Retype the records below exactly as they appear, but leave out any pictures.

## Dataset records:
------------------------------

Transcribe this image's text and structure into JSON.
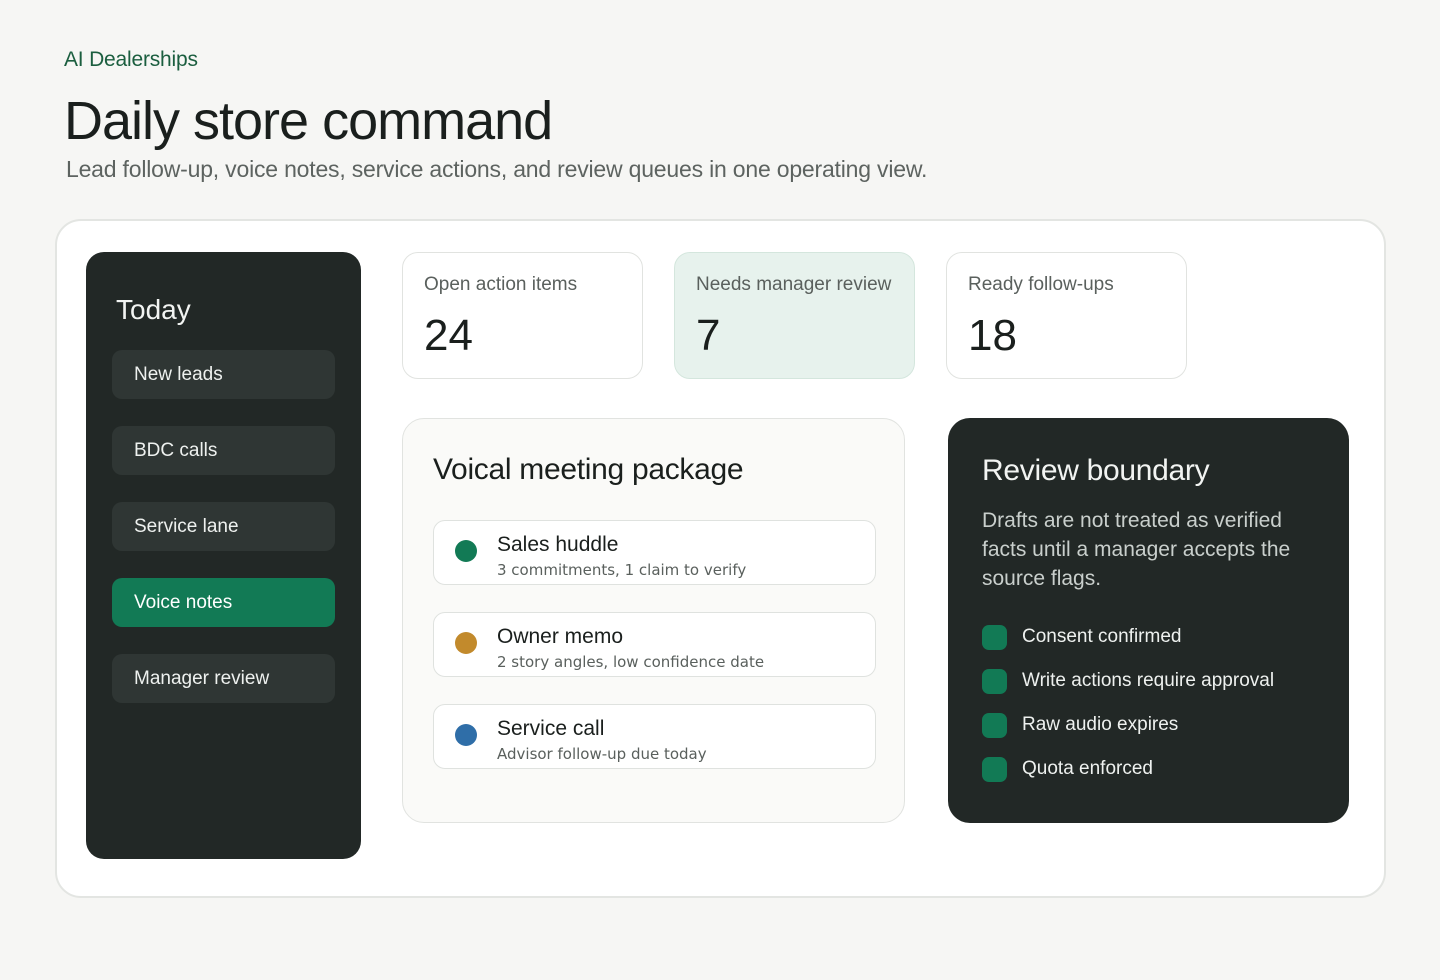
{
  "header": {
    "brand": "AI Dealerships",
    "title": "Daily store command",
    "subtitle": "Lead follow-up, voice notes, service actions, and review queues in one operating view."
  },
  "sidebar": {
    "title": "Today",
    "items": [
      {
        "label": "New leads",
        "active": false
      },
      {
        "label": "BDC calls",
        "active": false
      },
      {
        "label": "Service lane",
        "active": false
      },
      {
        "label": "Voice notes",
        "active": true
      },
      {
        "label": "Manager review",
        "active": false
      }
    ]
  },
  "metrics": [
    {
      "label": "Open action items",
      "value": "24"
    },
    {
      "label": "Needs manager review",
      "value": "7"
    },
    {
      "label": "Ready follow-ups",
      "value": "18"
    }
  ],
  "package": {
    "title": "Voical meeting package",
    "items": [
      {
        "name": "Sales huddle",
        "detail": "3 commitments, 1 claim to verify",
        "dot_color": "#127a55"
      },
      {
        "name": "Owner memo",
        "detail": "2 story angles, low confidence date",
        "dot_color": "#c28a2c"
      },
      {
        "name": "Service call",
        "detail": "Advisor follow-up due today",
        "dot_color": "#2f6ea8"
      }
    ]
  },
  "review": {
    "title": "Review boundary",
    "body": "Drafts are not treated as verified facts until a manager accepts the source flags.",
    "checks": [
      "Consent confirmed",
      "Write actions require approval",
      "Raw audio expires",
      "Quota enforced"
    ]
  },
  "colors": {
    "accent": "#127a55",
    "dark_panel": "#222826",
    "tint": "#e7f2ed"
  }
}
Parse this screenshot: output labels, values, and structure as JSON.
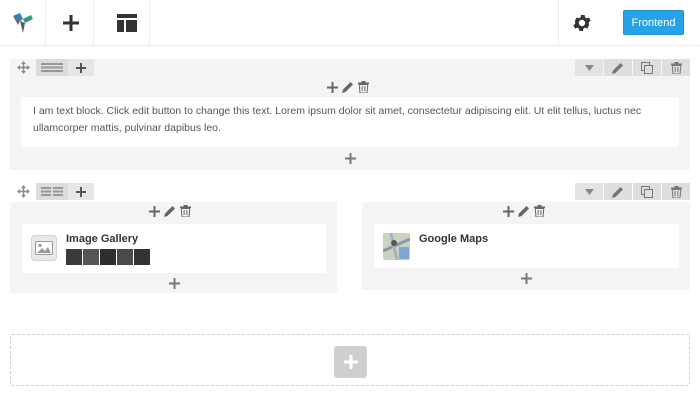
{
  "toolbar": {
    "logo_icon": "vc-logo-icon",
    "add_icon": "plus-icon",
    "templates_icon": "layout-icon",
    "settings_icon": "gear-icon",
    "frontend_label": "Frontend"
  },
  "row1": {
    "text": "I am text block. Click edit button to change this text. Lorem ipsum dolor sit amet, consectetur adipiscing elit. Ut elit tellus, luctus nec ullamcorper mattis, pulvinar dapibus leo."
  },
  "row2": {
    "col1": {
      "element_title": "Image Gallery"
    },
    "col2": {
      "element_title": "Google Maps"
    }
  },
  "colors": {
    "accent": "#27a2e6",
    "row_bg": "#f4f4f4"
  }
}
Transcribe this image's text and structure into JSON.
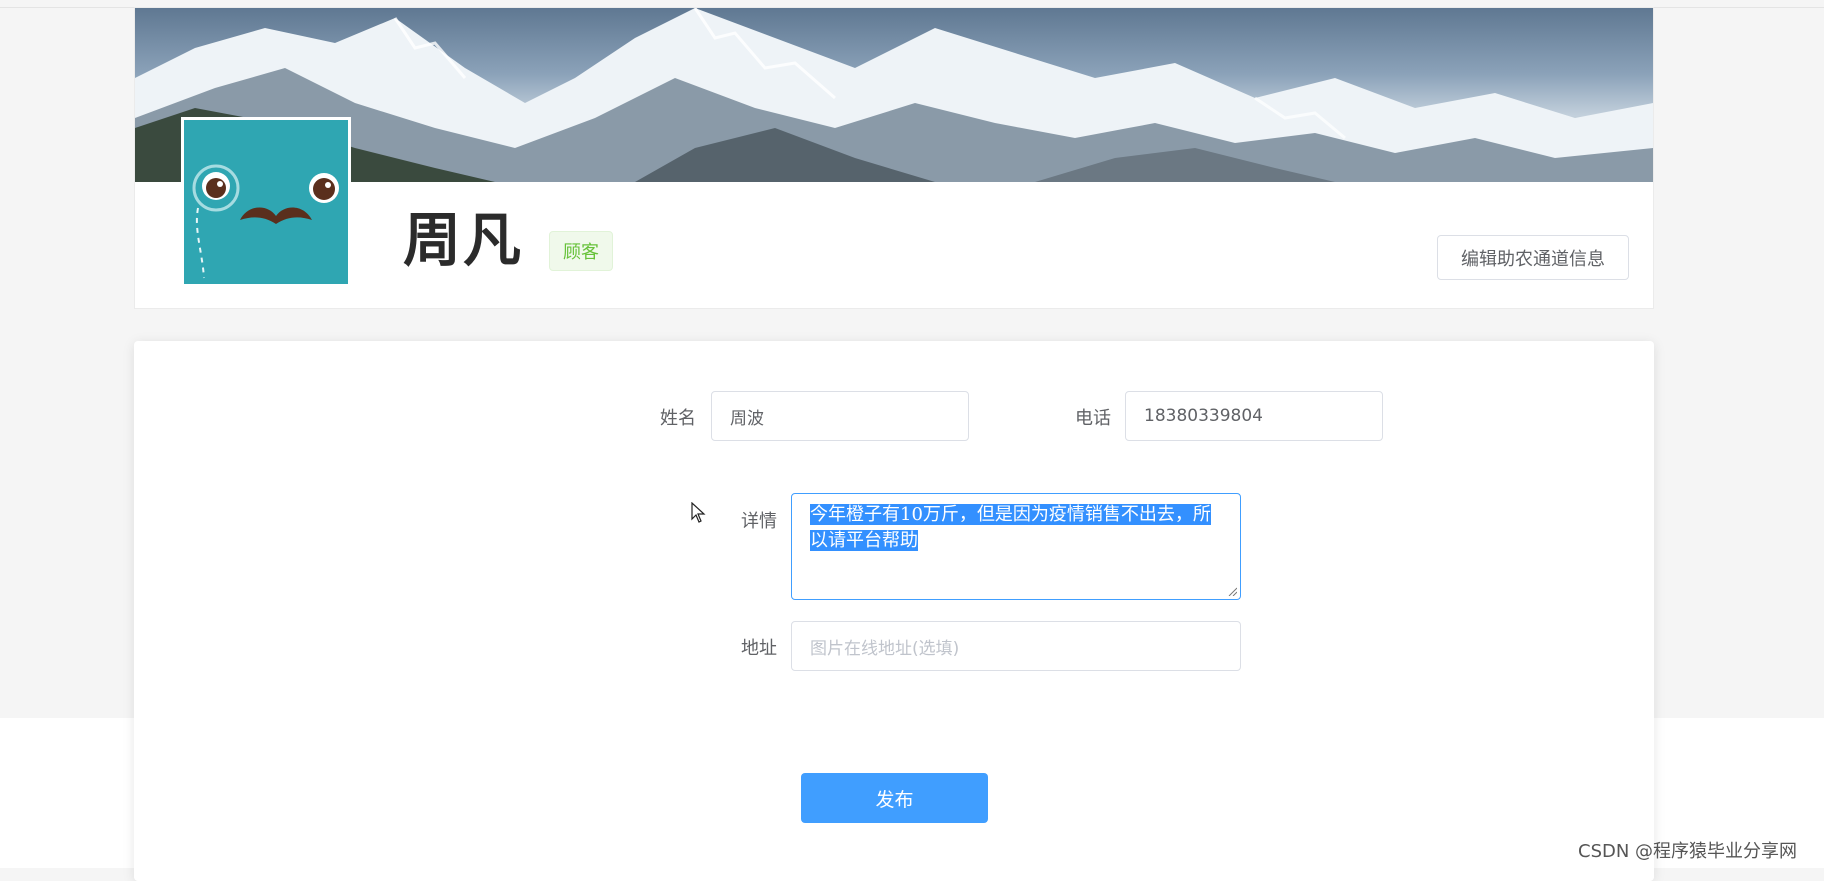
{
  "profile": {
    "name": "周凡",
    "role": "顾客",
    "edit_label": "编辑助农通道信息"
  },
  "form": {
    "name_label": "姓名",
    "name_value": "周波",
    "phone_label": "电话",
    "phone_value": "18380339804",
    "detail_label": "详情",
    "detail_value": "今年橙子有10万斤，但是因为疫情销售不出去，所以请平台帮助",
    "address_label": "地址",
    "address_placeholder": "图片在线地址(选填)",
    "submit_label": "发布"
  },
  "watermark": "CSDN @程序猿毕业分享网",
  "colors": {
    "primary": "#409eff",
    "tag_text": "#67c23a",
    "tag_bg": "#f0f9eb",
    "avatar_bg": "#2fa6b2"
  },
  "icons": {
    "avatar": "monocle-mustache-face",
    "cursor": "mouse-pointer-icon"
  }
}
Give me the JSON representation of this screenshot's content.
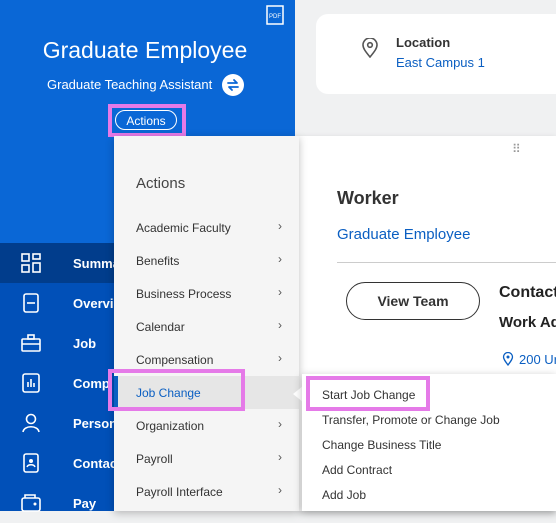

------------------------------

## Written response:
Transcribe this image's text and structure into JSON.
{
  "header": {
    "brand": "AI Dealerships",
    "title": "Daily store command",
    "subtitle": "Lead follow-up, voice notes, service actions, and review queues in one operating view."
  },
  "sidebar": {
    "title": "Today",
    "items": [
      {
        "label": "New leads",
        "active": false
      },
      {
        "label": "BDC calls",
        "active": false
      },
      {
        "label": "Service lane",
        "active": false
      },
      {
        "label": "Voice notes",
        "active": true
      },
      {
        "label": "Manager review",
        "active": false
      }
    ]
  },
  "metrics": [
    {
      "label": "Open action items",
      "value": "24"
    },
    {
      "label": "Needs manager review",
      "value": "7"
    },
    {
      "label": "Ready follow-ups",
      "value": "18"
    }
  ],
  "package": {
    "title": "Voical meeting package",
    "items": [
      {
        "name": "Sales huddle",
        "detail": "3 commitments, 1 claim to verify",
        "dot_color": "#127a55"
      },
      {
        "name": "Owner memo",
        "detail": "2 story angles, low confidence date",
        "dot_color": "#c28a2c"
      },
      {
        "name": "Service call",
        "detail": "Advisor follow-up due today",
        "dot_color": "#2f6ea8"
      }
    ]
  },
  "review": {
    "title": "Review boundary",
    "body": "Drafts are not treated as verified facts until a manager accepts the source flags.",
    "checks": [
      "Consent confirmed",
      "Write actions require approval",
      "Raw audio expires",
      "Quota enforced"
    ]
  },
  "colors": {
    "accent": "#127a55",
    "dark_panel": "#222826",
    "tint": "#e7f2ed"
  }
}
Parse this screenshot: output labels, values, and structure as JSON.
{
  "toolbar": {
    "logo_icon": "vc-logo-icon",
    "add_icon": "plus-icon",
    "templates_icon": "layout-icon",
    "settings_icon": "gear-icon",
    "frontend_label": "Frontend"
  },
  "row1": {
    "text": "I am text block. Click edit button to change this text. Lorem ipsum dolor sit amet, consectetur adipiscing elit. Ut elit tellus, luctus nec ullamcorper mattis, pulvinar dapibus leo."
  },
  "row2": {
    "col1": {
      "element_title": "Image Gallery"
    },
    "col2": {
      "element_title": "Google Maps"
    }
  },
  "colors": {
    "accent": "#27a2e6",
    "row_bg": "#f4f4f4"
  }
}
Transcribe this image's text and structure into JSON.
{
  "profile": {
    "name": "周凡",
    "role": "顾客",
    "edit_label": "编辑助农通道信息"
  },
  "form": {
    "name_label": "姓名",
    "name_value": "周波",
    "phone_label": "电话",
    "phone_value": "18380339804",
    "detail_label": "详情",
    "detail_value": "今年橙子有10万斤，但是因为疫情销售不出去，所以请平台帮助",
    "address_label": "地址",
    "address_placeholder": "图片在线地址(选填)",
    "submit_label": "发布"
  },
  "watermark": "CSDN @程序猿毕业分享网",
  "colors": {
    "primary": "#409eff",
    "tag_text": "#67c23a",
    "tag_bg": "#f0f9eb",
    "avatar_bg": "#2fa6b2"
  },
  "icons": {
    "avatar": "monocle-mustache-face",
    "cursor": "mouse-pointer-icon"
  }
}
Give me the JSON representation of this screenshot's content.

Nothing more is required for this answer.